__Data section__:
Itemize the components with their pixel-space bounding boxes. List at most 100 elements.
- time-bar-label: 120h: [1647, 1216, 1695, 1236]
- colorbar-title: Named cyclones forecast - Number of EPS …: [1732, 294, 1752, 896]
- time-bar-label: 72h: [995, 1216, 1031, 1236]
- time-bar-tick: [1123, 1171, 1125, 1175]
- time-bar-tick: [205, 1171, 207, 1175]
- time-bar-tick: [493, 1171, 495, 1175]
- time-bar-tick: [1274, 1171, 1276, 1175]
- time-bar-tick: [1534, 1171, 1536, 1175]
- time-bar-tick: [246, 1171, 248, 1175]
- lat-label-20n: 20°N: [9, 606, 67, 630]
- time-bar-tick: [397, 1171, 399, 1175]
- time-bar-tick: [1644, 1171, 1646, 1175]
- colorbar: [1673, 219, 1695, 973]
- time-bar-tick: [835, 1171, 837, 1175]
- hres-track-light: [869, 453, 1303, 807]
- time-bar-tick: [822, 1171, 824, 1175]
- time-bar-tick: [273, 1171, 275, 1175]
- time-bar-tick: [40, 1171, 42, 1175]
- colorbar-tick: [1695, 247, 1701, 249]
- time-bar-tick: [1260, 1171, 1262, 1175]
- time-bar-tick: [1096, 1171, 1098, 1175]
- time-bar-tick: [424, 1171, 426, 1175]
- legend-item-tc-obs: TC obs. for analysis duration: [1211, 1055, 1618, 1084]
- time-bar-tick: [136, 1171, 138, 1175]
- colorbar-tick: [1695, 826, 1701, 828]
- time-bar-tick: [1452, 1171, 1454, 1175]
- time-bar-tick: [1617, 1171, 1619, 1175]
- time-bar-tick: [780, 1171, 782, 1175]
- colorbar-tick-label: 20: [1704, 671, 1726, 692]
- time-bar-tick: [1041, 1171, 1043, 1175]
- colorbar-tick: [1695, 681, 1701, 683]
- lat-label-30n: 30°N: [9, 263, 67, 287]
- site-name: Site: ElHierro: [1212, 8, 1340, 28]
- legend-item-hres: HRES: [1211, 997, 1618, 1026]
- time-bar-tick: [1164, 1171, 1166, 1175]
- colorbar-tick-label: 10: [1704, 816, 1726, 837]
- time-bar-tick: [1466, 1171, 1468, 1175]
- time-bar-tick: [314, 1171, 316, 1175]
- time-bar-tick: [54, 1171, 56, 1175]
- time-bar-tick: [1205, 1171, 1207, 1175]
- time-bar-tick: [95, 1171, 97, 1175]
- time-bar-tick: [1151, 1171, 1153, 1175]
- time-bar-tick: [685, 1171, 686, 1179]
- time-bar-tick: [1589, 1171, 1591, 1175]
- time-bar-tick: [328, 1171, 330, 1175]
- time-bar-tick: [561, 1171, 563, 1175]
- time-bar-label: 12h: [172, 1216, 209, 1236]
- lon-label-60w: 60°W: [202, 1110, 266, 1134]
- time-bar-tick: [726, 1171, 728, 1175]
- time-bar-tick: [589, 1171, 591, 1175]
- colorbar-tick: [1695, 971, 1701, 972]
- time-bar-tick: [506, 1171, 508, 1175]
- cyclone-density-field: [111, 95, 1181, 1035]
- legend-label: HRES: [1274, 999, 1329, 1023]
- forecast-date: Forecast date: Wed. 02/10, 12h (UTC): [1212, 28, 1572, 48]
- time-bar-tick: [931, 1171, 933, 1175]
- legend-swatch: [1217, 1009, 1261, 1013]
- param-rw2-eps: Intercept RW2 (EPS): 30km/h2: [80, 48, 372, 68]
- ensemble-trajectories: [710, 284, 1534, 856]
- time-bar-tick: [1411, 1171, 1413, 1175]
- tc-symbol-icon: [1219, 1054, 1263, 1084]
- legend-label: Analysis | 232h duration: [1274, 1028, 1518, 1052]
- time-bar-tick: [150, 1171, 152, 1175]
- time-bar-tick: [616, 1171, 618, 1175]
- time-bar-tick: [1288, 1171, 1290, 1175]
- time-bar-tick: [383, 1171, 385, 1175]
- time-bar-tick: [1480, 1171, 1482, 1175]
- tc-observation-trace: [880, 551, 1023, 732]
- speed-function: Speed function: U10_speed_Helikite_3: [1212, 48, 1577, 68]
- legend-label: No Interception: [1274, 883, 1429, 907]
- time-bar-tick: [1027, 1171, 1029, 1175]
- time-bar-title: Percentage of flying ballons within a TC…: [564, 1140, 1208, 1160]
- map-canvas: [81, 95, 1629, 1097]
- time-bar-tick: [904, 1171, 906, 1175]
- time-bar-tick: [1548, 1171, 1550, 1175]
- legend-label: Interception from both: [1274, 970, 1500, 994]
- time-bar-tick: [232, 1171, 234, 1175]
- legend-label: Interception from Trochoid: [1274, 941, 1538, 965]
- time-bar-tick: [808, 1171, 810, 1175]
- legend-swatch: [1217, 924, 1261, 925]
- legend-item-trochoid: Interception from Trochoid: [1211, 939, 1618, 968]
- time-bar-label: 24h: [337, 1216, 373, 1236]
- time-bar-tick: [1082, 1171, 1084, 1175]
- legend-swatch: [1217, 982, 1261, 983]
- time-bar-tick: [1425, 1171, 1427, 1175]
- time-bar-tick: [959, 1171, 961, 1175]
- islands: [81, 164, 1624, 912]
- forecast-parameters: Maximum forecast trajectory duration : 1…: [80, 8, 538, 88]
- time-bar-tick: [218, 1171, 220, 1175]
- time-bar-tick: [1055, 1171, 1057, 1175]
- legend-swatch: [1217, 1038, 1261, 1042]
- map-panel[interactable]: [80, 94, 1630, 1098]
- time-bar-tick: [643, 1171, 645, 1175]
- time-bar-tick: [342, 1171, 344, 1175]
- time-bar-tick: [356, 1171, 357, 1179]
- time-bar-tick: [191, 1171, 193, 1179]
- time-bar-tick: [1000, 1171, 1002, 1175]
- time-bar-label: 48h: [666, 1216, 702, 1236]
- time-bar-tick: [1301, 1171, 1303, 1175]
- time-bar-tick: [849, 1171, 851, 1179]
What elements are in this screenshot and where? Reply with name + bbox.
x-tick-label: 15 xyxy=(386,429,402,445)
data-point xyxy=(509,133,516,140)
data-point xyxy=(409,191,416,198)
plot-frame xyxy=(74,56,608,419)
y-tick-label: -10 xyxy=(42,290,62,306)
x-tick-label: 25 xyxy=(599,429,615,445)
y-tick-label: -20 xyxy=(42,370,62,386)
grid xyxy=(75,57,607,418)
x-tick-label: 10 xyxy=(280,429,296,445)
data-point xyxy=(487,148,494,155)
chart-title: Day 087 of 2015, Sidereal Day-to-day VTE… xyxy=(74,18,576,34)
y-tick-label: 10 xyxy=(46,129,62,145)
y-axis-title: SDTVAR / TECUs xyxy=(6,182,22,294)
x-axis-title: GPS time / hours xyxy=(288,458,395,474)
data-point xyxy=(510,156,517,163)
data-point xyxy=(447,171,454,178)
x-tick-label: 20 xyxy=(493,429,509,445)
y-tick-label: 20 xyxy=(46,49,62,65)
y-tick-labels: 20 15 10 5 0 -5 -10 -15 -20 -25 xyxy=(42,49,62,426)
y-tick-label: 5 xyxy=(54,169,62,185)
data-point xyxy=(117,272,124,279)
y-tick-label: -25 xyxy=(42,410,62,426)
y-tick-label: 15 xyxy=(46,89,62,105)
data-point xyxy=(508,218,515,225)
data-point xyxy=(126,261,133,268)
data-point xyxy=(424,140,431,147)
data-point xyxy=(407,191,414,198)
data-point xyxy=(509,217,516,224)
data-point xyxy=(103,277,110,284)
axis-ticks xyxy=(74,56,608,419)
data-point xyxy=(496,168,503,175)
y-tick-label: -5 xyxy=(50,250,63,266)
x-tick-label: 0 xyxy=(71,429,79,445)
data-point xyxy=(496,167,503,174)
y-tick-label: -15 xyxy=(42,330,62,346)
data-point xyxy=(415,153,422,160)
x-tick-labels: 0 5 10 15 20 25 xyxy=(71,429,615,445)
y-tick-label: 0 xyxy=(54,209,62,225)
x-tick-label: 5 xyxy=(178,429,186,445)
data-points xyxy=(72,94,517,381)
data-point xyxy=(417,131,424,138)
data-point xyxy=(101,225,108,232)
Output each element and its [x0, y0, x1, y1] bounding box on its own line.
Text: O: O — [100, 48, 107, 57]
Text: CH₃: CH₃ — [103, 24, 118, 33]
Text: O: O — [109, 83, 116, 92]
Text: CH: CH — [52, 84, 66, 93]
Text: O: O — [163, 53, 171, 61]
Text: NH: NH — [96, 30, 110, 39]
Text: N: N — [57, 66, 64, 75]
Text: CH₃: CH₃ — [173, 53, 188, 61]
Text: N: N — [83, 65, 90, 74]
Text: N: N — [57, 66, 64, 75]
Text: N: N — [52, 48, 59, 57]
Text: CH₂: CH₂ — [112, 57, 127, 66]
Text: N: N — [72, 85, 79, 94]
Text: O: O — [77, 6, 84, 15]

__Set exercise__:
Rename "cyclones" to "storms" in the data from the start through the line containing "- colorbar-title: Named", inclusive, and leave everything else unchanged. Give back only those lines.

__Complete output__:
Itemize the components with their pixel-space bounding boxes. List at most 100 elements.
- time-bar-label: 120h: [1647, 1216, 1695, 1236]
- colorbar-title: Named storms forecast - Number of EPS …: [1732, 294, 1752, 896]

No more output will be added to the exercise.